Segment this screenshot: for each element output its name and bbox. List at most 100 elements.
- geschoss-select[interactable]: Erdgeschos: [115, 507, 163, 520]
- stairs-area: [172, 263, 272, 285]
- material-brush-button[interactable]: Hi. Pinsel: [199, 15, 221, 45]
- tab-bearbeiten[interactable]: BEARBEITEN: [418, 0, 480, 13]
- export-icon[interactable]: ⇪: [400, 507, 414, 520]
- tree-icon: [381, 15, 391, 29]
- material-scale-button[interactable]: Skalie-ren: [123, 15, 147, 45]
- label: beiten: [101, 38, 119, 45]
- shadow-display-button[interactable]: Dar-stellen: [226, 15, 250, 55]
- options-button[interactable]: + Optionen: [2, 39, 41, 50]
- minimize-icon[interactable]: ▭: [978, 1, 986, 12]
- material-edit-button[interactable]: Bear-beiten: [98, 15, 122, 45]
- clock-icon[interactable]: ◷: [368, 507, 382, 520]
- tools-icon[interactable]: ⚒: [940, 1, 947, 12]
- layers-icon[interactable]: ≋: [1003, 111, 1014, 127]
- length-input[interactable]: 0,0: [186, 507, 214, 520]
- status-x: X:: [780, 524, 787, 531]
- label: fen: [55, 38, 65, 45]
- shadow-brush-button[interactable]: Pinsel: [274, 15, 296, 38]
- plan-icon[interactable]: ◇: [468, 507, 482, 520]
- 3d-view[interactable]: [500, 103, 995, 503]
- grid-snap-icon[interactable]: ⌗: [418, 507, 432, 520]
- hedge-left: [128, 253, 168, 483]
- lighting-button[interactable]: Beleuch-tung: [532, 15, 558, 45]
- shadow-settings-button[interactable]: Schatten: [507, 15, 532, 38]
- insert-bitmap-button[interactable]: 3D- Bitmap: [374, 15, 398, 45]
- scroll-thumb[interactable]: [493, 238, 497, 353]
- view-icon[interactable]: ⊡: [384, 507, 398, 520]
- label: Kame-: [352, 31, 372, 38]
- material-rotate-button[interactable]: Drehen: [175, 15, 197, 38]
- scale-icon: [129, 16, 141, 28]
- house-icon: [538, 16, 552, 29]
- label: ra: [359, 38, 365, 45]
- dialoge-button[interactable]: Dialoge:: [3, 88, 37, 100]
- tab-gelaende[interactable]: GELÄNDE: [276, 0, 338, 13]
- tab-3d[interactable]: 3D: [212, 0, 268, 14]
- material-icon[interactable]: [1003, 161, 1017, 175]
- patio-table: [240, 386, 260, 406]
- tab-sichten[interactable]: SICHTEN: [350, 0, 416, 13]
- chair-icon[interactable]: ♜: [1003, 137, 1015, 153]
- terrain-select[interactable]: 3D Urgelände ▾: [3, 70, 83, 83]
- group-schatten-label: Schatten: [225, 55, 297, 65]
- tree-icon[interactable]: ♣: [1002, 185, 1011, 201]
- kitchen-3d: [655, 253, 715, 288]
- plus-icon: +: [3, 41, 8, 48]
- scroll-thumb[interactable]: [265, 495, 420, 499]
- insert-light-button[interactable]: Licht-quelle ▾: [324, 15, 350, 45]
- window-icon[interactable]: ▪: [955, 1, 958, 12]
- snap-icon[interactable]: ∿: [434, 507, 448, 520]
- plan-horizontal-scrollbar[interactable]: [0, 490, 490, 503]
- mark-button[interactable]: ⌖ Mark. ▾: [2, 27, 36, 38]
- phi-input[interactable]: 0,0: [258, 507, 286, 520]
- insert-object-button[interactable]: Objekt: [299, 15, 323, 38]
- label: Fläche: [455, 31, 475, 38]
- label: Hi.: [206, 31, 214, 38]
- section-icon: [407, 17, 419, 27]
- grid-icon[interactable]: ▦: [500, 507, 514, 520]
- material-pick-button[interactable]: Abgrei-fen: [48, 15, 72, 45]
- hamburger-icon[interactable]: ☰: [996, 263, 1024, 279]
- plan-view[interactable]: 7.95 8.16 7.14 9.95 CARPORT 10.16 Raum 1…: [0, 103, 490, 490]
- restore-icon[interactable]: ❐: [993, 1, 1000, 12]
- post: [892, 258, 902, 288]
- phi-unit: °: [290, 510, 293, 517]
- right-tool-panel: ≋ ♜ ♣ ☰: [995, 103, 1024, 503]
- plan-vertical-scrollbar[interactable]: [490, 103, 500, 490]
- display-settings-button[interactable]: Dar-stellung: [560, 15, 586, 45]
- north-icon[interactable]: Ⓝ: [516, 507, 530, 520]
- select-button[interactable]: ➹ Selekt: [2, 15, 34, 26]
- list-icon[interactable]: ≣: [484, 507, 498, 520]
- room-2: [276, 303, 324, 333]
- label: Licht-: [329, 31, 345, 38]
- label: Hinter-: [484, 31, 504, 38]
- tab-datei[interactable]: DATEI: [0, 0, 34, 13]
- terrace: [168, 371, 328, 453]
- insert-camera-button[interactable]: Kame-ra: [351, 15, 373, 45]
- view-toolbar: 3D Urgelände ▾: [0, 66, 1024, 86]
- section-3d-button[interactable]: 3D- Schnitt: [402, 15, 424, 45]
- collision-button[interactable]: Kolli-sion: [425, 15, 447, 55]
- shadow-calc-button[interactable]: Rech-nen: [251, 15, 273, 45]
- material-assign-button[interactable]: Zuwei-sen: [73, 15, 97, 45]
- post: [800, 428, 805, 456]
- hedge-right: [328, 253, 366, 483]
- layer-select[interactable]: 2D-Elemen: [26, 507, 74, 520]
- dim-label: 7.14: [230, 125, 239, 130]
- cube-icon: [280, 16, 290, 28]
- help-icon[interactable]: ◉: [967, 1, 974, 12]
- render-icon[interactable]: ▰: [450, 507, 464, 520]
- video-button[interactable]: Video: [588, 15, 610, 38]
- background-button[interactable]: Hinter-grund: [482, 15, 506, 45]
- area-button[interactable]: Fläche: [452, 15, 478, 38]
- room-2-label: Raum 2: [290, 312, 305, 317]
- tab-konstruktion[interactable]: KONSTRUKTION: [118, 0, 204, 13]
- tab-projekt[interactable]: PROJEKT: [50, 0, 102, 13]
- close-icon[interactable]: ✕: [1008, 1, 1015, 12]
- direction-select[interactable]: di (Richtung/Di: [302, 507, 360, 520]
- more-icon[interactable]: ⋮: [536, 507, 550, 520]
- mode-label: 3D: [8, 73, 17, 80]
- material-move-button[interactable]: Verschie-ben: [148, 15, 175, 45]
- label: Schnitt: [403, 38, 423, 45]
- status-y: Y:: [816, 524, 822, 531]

───

| Required task |
Reproduce the data above verbatim, line for line.

| Finished answer |
Segment this screenshot: for each element output its name and bbox. List at most 100 elements.
- geschoss-select[interactable]: Erdgeschos: [115, 507, 163, 520]
- stairs-area: [172, 263, 272, 285]
- material-brush-button[interactable]: Hi. Pinsel: [199, 15, 221, 45]
- tab-bearbeiten[interactable]: BEARBEITEN: [418, 0, 480, 13]
- export-icon[interactable]: ⇪: [400, 507, 414, 520]
- tree-icon: [381, 15, 391, 29]
- material-scale-button[interactable]: Skalie-ren: [123, 15, 147, 45]
- label: beiten: [101, 38, 119, 45]
- shadow-display-button[interactable]: Dar-stellen: [226, 15, 250, 55]
- options-button[interactable]: + Optionen: [2, 39, 41, 50]
- minimize-icon[interactable]: ▭: [978, 1, 986, 12]
- material-edit-button[interactable]: Bear-beiten: [98, 15, 122, 45]
- clock-icon[interactable]: ◷: [368, 507, 382, 520]
- tools-icon[interactable]: ⚒: [940, 1, 947, 12]
- layers-icon[interactable]: ≋: [1003, 111, 1014, 127]
- length-input[interactable]: 0,0: [186, 507, 214, 520]
- status-x: X:: [780, 524, 787, 531]
- label: fen: [55, 38, 65, 45]
- shadow-brush-button[interactable]: Pinsel: [274, 15, 296, 38]
- plan-icon[interactable]: ◇: [468, 507, 482, 520]
- 3d-view[interactable]: [500, 103, 995, 503]
- grid-snap-icon[interactable]: ⌗: [418, 507, 432, 520]
- hedge-left: [128, 253, 168, 483]
- lighting-button[interactable]: Beleuch-tung: [532, 15, 558, 45]
- shadow-settings-button[interactable]: Schatten: [507, 15, 532, 38]
- insert-bitmap-button[interactable]: 3D- Bitmap: [374, 15, 398, 45]
- scroll-thumb[interactable]: [493, 238, 497, 353]
- view-icon[interactable]: ⊡: [384, 507, 398, 520]
- label: Kame-: [352, 31, 372, 38]
- material-rotate-button[interactable]: Drehen: [175, 15, 197, 38]
- scale-icon: [129, 16, 141, 28]
- house-icon: [538, 16, 552, 29]
- label: ra: [359, 38, 365, 45]
- dialoge-button[interactable]: Dialoge:: [3, 88, 37, 100]
- tab-gelaende[interactable]: GELÄNDE: [276, 0, 338, 13]
- tab-3d[interactable]: 3D: [212, 0, 268, 14]
- material-icon[interactable]: [1003, 161, 1017, 175]
- patio-table: [240, 386, 260, 406]
- tab-sichten[interactable]: SICHTEN: [350, 0, 416, 13]
- chair-icon[interactable]: ♜: [1003, 137, 1015, 153]
- terrain-select[interactable]: 3D Urgelände ▾: [3, 70, 83, 83]
- group-schatten-label: Schatten: [225, 55, 297, 65]
- tree-icon[interactable]: ♣: [1002, 185, 1011, 201]
- kitchen-3d: [655, 253, 715, 288]
- plus-icon: +: [3, 41, 8, 48]
- scroll-thumb[interactable]: [265, 495, 420, 499]
- insert-light-button[interactable]: Licht-quelle ▾: [324, 15, 350, 45]
- window-icon[interactable]: ▪: [955, 1, 958, 12]
- snap-icon[interactable]: ∿: [434, 507, 448, 520]
- plan-horizontal-scrollbar[interactable]: [0, 490, 490, 503]
- mark-button[interactable]: ⌖ Mark. ▾: [2, 27, 36, 38]
- phi-input[interactable]: 0,0: [258, 507, 286, 520]
- insert-object-button[interactable]: Objekt: [299, 15, 323, 38]
- label: Fläche: [455, 31, 475, 38]
- label: Hi.: [206, 31, 214, 38]
- section-icon: [407, 17, 419, 27]
- grid-icon[interactable]: ▦: [500, 507, 514, 520]
- material-pick-button[interactable]: Abgrei-fen: [48, 15, 72, 45]
- hamburger-icon[interactable]: ☰: [996, 263, 1024, 279]
- plan-view[interactable]: 7.95 8.16 7.14 9.95 CARPORT 10.16 Raum 1…: [0, 103, 490, 490]
- restore-icon[interactable]: ❐: [993, 1, 1000, 12]
- post: [892, 258, 902, 288]
- phi-unit: °: [290, 510, 293, 517]
- right-tool-panel: ≋ ♜ ♣ ☰: [995, 103, 1024, 503]
- plan-vertical-scrollbar[interactable]: [490, 103, 500, 490]
- display-settings-button[interactable]: Dar-stellung: [560, 15, 586, 45]
- north-icon[interactable]: Ⓝ: [516, 507, 530, 520]
- select-button[interactable]: ➹ Selekt: [2, 15, 34, 26]
- list-icon[interactable]: ≣: [484, 507, 498, 520]
- room-2: [276, 303, 324, 333]
- label: Licht-: [329, 31, 345, 38]
- label: Hinter-: [484, 31, 504, 38]
- tab-datei[interactable]: DATEI: [0, 0, 34, 13]
- terrace: [168, 371, 328, 453]
- insert-camera-button[interactable]: Kame-ra: [351, 15, 373, 45]
- view-toolbar: 3D Urgelände ▾: [0, 66, 1024, 86]
- section-3d-button[interactable]: 3D- Schnitt: [402, 15, 424, 45]
- collision-button[interactable]: Kolli-sion: [425, 15, 447, 55]
- shadow-calc-button[interactable]: Rech-nen: [251, 15, 273, 45]
- material-assign-button[interactable]: Zuwei-sen: [73, 15, 97, 45]
- post: [800, 428, 805, 456]
- hedge-right: [328, 253, 366, 483]
- layer-select[interactable]: 2D-Elemen: [26, 507, 74, 520]
- dim-label: 7.14: [230, 125, 239, 130]
- cube-icon: [280, 16, 290, 28]
- help-icon[interactable]: ◉: [967, 1, 974, 12]
- render-icon[interactable]: ▰: [450, 507, 464, 520]
- video-button[interactable]: Video: [588, 15, 610, 38]
- background-button[interactable]: Hinter-grund: [482, 15, 506, 45]
- area-button[interactable]: Fläche: [452, 15, 478, 38]
- room-2-label: Raum 2: [290, 312, 305, 317]
- tab-konstruktion[interactable]: KONSTRUKTION: [118, 0, 204, 13]
- tab-projekt[interactable]: PROJEKT: [50, 0, 102, 13]
- close-icon[interactable]: ✕: [1008, 1, 1015, 12]
- direction-select[interactable]: di (Richtung/Di: [302, 507, 360, 520]
- more-icon[interactable]: ⋮: [536, 507, 550, 520]
- mode-label: 3D: [8, 73, 17, 80]
- material-move-button[interactable]: Verschie-ben: [148, 15, 175, 45]
- label: Schnitt: [403, 38, 423, 45]
- status-y: Y:: [816, 524, 822, 531]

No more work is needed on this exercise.